===== Provided records
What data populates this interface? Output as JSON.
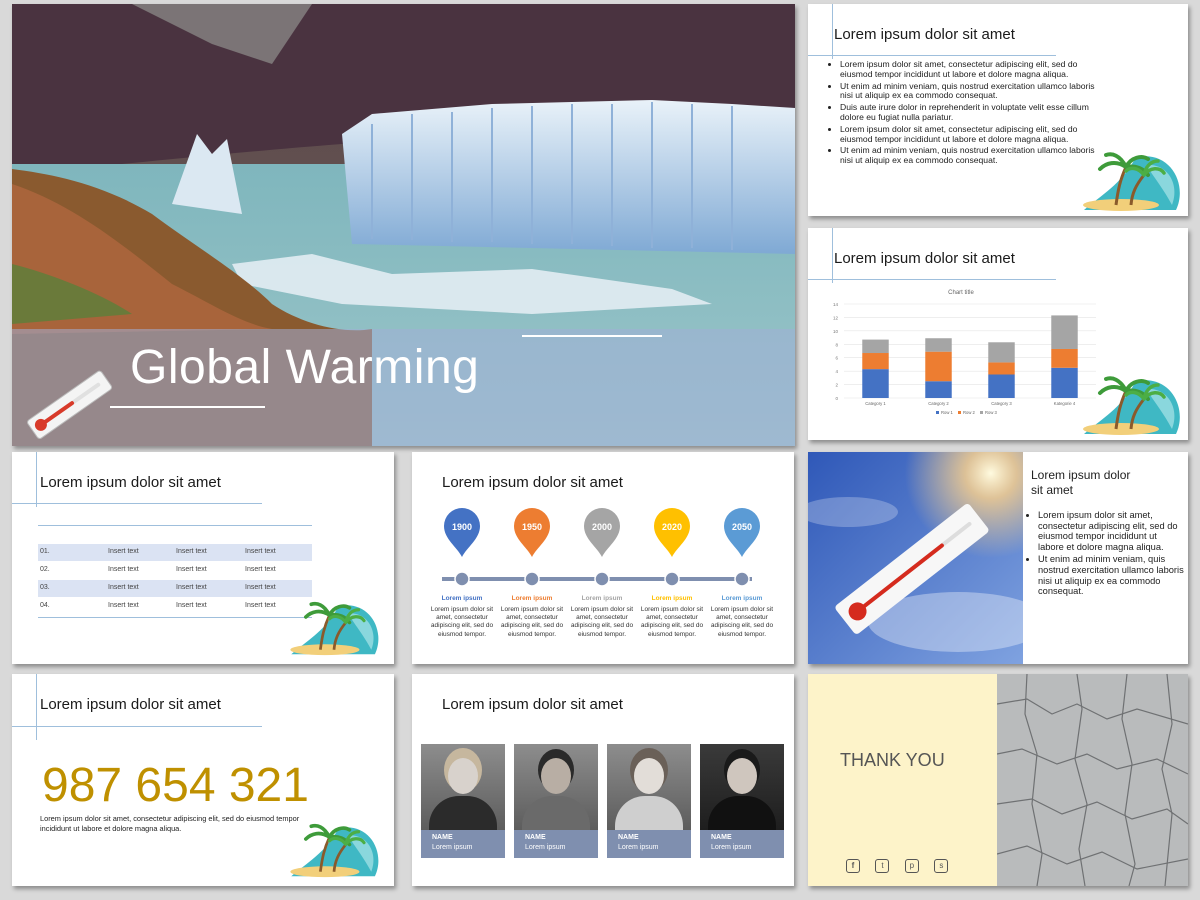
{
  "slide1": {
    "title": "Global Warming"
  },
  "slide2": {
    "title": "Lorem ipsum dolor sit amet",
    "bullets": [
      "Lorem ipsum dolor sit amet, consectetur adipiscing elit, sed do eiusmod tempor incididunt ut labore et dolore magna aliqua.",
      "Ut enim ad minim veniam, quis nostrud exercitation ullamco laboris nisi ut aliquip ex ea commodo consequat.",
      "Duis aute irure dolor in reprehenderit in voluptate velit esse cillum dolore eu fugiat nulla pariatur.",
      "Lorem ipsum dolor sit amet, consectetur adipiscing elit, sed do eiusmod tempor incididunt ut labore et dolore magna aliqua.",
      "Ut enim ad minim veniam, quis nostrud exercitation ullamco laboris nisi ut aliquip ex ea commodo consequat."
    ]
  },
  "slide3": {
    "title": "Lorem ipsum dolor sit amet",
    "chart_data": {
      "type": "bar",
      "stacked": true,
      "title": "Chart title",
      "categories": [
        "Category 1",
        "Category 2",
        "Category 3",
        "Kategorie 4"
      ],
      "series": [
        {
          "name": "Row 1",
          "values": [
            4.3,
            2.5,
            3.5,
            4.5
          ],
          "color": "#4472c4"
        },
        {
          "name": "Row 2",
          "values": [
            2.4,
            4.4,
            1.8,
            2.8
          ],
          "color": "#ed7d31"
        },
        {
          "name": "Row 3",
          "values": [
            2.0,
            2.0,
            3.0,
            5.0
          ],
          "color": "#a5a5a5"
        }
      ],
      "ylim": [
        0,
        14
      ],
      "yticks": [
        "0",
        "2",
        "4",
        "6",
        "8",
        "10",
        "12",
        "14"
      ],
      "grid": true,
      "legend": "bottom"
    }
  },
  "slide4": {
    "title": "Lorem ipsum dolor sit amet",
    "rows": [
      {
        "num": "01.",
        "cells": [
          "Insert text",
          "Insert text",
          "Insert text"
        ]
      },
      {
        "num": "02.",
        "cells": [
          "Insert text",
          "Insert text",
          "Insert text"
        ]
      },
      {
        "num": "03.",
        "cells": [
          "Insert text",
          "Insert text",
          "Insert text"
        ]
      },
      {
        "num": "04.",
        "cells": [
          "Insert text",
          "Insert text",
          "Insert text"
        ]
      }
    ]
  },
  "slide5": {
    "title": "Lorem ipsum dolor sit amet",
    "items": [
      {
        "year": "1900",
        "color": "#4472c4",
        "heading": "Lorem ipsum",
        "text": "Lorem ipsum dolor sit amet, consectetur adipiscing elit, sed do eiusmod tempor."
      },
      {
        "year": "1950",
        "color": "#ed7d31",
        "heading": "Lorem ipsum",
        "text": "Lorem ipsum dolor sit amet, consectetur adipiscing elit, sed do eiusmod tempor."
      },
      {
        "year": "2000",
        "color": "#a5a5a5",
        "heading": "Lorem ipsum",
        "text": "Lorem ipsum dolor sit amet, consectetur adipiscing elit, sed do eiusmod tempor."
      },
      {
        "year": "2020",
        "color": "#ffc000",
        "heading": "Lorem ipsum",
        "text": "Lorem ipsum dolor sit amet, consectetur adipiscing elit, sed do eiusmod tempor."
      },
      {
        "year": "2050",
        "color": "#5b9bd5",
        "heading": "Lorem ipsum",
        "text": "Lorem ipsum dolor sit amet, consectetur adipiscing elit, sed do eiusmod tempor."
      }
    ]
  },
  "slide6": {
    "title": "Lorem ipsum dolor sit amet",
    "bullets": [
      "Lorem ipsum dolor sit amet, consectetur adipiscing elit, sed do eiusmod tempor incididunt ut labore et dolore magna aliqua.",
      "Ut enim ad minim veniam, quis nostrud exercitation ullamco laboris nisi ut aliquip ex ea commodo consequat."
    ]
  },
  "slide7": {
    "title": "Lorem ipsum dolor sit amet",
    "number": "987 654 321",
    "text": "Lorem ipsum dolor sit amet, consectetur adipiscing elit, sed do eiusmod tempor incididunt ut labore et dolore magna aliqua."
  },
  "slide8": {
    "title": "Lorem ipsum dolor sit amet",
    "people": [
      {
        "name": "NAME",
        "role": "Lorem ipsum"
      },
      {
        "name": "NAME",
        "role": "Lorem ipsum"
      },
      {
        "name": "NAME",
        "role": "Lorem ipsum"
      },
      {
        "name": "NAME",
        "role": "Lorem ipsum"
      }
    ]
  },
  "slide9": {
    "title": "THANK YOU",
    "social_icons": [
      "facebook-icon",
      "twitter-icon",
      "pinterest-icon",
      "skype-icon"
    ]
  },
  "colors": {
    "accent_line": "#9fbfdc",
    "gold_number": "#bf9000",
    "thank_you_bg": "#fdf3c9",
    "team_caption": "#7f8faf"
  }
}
==========
===== Provided records
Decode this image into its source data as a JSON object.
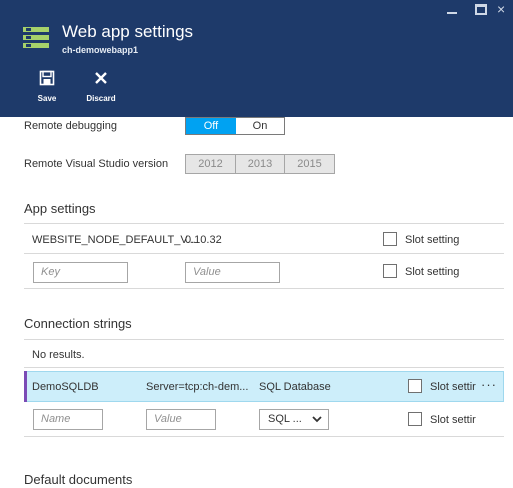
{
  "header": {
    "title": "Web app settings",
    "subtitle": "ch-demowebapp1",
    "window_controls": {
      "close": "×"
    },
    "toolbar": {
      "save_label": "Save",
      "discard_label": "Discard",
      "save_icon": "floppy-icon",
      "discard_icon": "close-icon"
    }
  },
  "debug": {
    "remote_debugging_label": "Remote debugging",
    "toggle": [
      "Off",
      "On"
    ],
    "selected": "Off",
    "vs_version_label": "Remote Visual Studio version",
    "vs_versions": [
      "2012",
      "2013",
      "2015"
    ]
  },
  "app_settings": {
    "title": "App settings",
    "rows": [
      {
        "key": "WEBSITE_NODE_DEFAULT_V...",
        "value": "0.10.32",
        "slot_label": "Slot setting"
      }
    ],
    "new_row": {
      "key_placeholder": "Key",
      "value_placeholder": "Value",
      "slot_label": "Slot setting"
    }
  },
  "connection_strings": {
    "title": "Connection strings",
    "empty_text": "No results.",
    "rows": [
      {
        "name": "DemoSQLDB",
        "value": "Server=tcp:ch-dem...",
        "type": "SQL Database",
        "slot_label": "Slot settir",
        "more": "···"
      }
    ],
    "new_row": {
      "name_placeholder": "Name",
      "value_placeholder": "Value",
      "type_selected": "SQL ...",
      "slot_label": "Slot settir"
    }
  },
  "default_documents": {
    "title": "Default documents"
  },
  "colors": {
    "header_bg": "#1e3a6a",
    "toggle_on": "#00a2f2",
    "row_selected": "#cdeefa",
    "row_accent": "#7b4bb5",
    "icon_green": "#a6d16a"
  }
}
==========
Job: The required answer is a single number: the count of lines in the entries that hold the string "Remote".

Response for this exercise: 2